What you have to do: Gather, from the data below, each line in which the word "Microsoft" occurs.

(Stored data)
——————————

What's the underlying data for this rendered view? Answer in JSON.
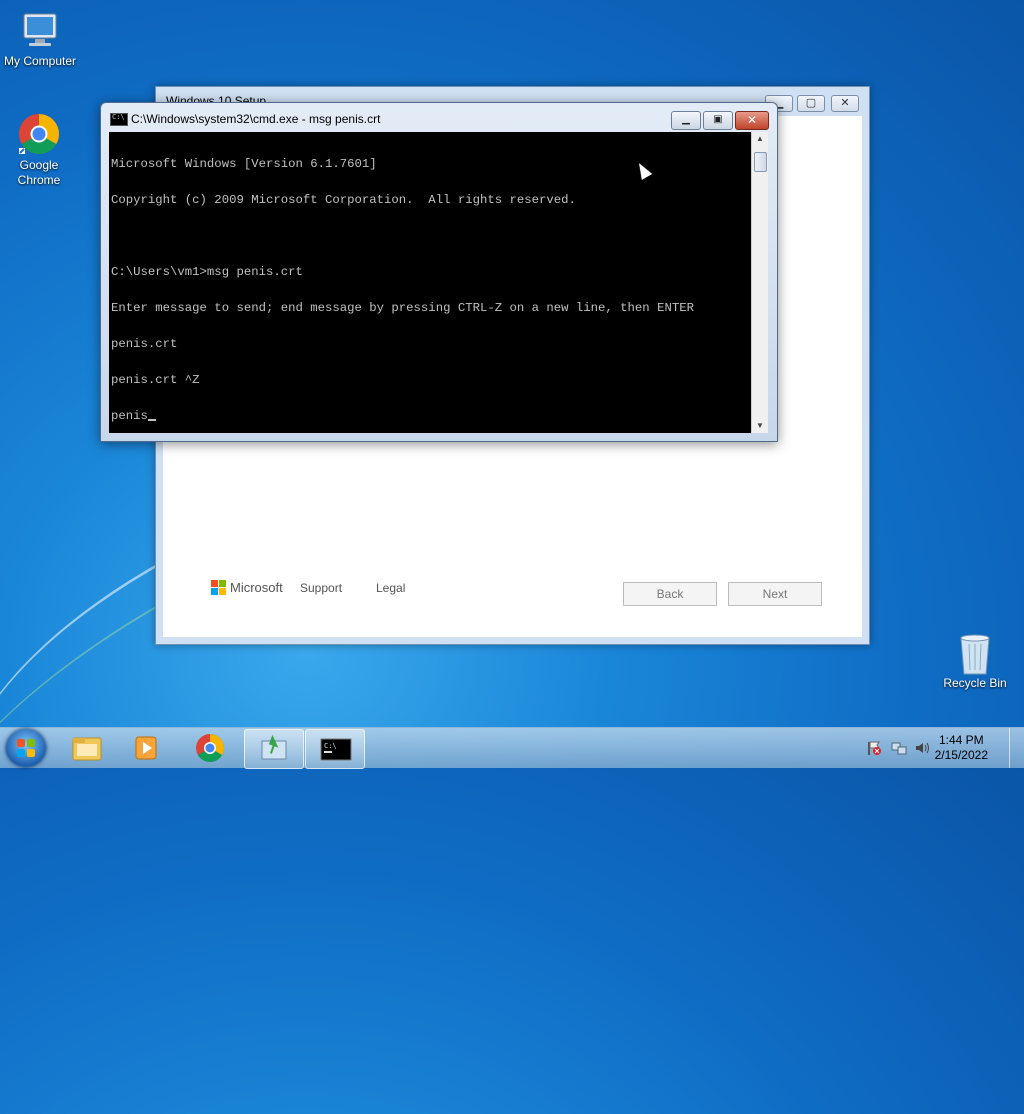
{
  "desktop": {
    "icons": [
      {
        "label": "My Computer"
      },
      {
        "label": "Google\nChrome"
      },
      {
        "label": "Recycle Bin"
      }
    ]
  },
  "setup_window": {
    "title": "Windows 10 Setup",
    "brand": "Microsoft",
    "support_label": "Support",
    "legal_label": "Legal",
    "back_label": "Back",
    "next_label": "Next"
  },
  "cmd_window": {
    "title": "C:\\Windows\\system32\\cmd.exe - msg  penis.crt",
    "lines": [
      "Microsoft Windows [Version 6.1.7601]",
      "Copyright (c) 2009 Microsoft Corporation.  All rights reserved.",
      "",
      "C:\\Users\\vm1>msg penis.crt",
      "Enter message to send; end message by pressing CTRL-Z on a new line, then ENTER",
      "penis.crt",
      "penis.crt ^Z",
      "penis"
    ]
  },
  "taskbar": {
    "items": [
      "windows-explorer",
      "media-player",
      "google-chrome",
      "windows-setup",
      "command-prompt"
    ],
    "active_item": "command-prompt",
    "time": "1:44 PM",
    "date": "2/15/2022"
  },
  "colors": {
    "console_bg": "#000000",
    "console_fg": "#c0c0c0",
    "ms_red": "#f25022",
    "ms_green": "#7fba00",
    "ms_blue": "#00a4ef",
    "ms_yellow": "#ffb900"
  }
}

——————————

Expected answer:
    "brand": "Microsoft",
      "Microsoft Windows [Version 6.1.7601]",
      "Copyright (c) 2009 Microsoft Corporation.  All rights reserved.",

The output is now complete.